> [Your goal] Print out every line, exactly as written.

"""

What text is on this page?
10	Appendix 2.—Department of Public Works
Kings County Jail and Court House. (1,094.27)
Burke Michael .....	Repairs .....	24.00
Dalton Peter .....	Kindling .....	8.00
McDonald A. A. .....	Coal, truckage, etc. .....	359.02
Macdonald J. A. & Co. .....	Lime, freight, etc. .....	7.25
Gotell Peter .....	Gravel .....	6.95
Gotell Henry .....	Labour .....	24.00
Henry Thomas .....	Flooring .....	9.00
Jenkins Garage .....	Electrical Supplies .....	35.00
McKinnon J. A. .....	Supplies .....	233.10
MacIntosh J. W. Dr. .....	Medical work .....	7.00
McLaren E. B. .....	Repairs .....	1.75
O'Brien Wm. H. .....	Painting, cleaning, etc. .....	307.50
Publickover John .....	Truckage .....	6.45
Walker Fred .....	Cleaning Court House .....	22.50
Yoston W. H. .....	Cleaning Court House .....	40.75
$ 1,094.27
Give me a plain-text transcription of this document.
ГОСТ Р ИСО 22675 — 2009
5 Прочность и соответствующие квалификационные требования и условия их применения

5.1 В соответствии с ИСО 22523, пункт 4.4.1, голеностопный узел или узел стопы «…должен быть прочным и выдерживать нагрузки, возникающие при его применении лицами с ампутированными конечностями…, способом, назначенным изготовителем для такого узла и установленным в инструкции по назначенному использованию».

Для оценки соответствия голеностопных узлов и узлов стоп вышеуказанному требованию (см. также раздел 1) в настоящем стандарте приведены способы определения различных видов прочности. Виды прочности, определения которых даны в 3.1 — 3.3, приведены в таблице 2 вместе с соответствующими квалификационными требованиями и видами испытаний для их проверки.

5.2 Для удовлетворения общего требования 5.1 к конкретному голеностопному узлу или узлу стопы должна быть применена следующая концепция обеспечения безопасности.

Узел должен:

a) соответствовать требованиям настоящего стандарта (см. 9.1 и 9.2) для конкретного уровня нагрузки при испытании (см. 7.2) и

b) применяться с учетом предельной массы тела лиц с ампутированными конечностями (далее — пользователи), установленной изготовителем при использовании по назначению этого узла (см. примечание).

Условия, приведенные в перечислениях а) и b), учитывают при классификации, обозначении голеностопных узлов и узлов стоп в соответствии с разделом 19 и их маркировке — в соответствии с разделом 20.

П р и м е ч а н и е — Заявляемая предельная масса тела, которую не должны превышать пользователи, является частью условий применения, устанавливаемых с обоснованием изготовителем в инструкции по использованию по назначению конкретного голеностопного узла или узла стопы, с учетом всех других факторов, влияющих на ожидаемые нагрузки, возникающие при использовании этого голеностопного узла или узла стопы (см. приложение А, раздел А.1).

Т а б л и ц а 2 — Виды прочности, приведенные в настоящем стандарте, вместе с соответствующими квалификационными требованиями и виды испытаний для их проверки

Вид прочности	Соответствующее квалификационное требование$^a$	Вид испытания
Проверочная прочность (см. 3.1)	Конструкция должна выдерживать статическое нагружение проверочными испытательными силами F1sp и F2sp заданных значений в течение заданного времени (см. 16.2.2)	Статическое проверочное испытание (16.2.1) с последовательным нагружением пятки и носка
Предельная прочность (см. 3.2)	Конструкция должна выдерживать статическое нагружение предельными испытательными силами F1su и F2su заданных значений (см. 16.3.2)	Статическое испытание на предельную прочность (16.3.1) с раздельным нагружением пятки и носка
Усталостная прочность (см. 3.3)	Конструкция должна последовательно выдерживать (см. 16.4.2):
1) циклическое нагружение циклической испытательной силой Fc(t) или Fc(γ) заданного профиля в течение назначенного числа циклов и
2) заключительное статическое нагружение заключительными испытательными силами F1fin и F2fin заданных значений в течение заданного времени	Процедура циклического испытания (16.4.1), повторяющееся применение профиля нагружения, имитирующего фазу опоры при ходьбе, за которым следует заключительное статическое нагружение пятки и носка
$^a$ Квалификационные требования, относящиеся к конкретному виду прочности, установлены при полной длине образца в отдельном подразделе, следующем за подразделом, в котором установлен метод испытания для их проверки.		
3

"""

> [Answer to the exercise]
What text is on this page?
10	Appendix 2.—Department of Public Works
Kings County Jail and Court House. (1,094.27)
Burke Michael .....	Repairs .....	24.00
Dalton Peter .....	Kindling .....	8.00
McDonald A. A. .....	Coal, truckage, etc. .....	359.02
Macdonald J. A. & Co. .....	Lime, freight, etc. .....	7.25
Gotell Peter .....	Gravel .....	6.95
Gotell Henry .....	Labour .....	24.00
Henry Thomas .....	Flooring .....	9.00
Jenkins Garage .....	Electrical Supplies .....	35.00
McKinnon J. A. .....	Supplies .....	233.10
MacIntosh J. W. Dr. .....	Medical work .....	7.00
McLaren E. B. .....	Repairs .....	1.75
O'Brien Wm. H. .....	Painting, cleaning, etc. .....	307.50
Publickover John .....	Truckage .....	6.45
Walker Fred .....	Cleaning Court House .....	22.50
Yoston W. H. .....	Cleaning Court House .....	40.75
$ 1,094.27
Give me a plain-text transcription of this document.
ГОСТ Р ИСО 22675 — 2009
5 Прочность и соответствующие квалификационные требования и условия их применения

5.1 В соответствии с ИСО 22523, пункт 4.4.1, голеностопный узел или узел стопы «…должен быть прочным и выдерживать нагрузки, возникающие при его применении лицами с ампутированными конечностями…, способом, назначенным изготовителем для такого узла и установленным в инструкции по назначенному использованию».

Для оценки соответствия голеностопных узлов и узлов стоп вышеуказанному требованию (см. также раздел 1) в настоящем стандарте приведены способы определения различных видов прочности. Виды прочности, определения которых даны в 3.1 — 3.3, приведены в таблице 2 вместе с соответствующими квалификационными требованиями и видами испытаний для их проверки.

5.2 Для удовлетворения общего требования 5.1 к конкретному голеностопному узлу или узлу стопы должна быть применена следующая концепция обеспечения безопасности.

Узел должен:

a) соответствовать требованиям настоящего стандарта (см. 9.1 и 9.2) для конкретного уровня нагрузки при испытании (см. 7.2) и

b) применяться с учетом предельной массы тела лиц с ампутированными конечностями (далее — пользователи), установленной изготовителем при использовании по назначению этого узла (см. примечание).

Условия, приведенные в перечислениях а) и b), учитывают при классификации, обозначении голеностопных узлов и узлов стоп в соответствии с разделом 19 и их маркировке — в соответствии с разделом 20.

П р и м е ч а н и е — Заявляемая предельная масса тела, которую не должны превышать пользователи, является частью условий применения, устанавливаемых с обоснованием изготовителем в инструкции по использованию по назначению конкретного голеностопного узла или узла стопы, с учетом всех других факторов, влияющих на ожидаемые нагрузки, возникающие при использовании этого голеностопного узла или узла стопы (см. приложение А, раздел А.1).

Т а б л и ц а 2 — Виды прочности, приведенные в настоящем стандарте, вместе с соответствующими квалификационными требованиями и виды испытаний для их проверки

Вид прочности	Соответствующее квалификационное требование$^a$	Вид испытания
Проверочная прочность (см. 3.1)	Конструкция должна выдерживать статическое нагружение проверочными испытательными силами F1sp и F2sp заданных значений в течение заданного времени (см. 16.2.2)	Статическое проверочное испытание (16.2.1) с последовательным нагружением пятки и носка
Предельная прочность (см. 3.2)	Конструкция должна выдерживать статическое нагружение предельными испытательными силами F1su и F2su заданных значений (см. 16.3.2)	Статическое испытание на предельную прочность (16.3.1) с раздельным нагружением пятки и носка
Усталостная прочность (см. 3.3)	Конструкция должна последовательно выдерживать (см. 16.4.2):
1) циклическое нагружение циклической испытательной силой Fc(t) или Fc(γ) заданного профиля в течение назначенного числа циклов и
2) заключительное статическое нагружение заключительными испытательными силами F1fin и F2fin заданных значений в течение заданного времени	Процедура циклического испытания (16.4.1), повторяющееся применение профиля нагружения, имитирующего фазу опоры при ходьбе, за которым следует заключительное статическое нагружение пятки и носка
$^a$ Квалификационные требования, относящиеся к конкретному виду прочности, установлены при полной длине образца в отдельном подразделе, следующем за подразделом, в котором установлен метод испытания для их проверки.		
3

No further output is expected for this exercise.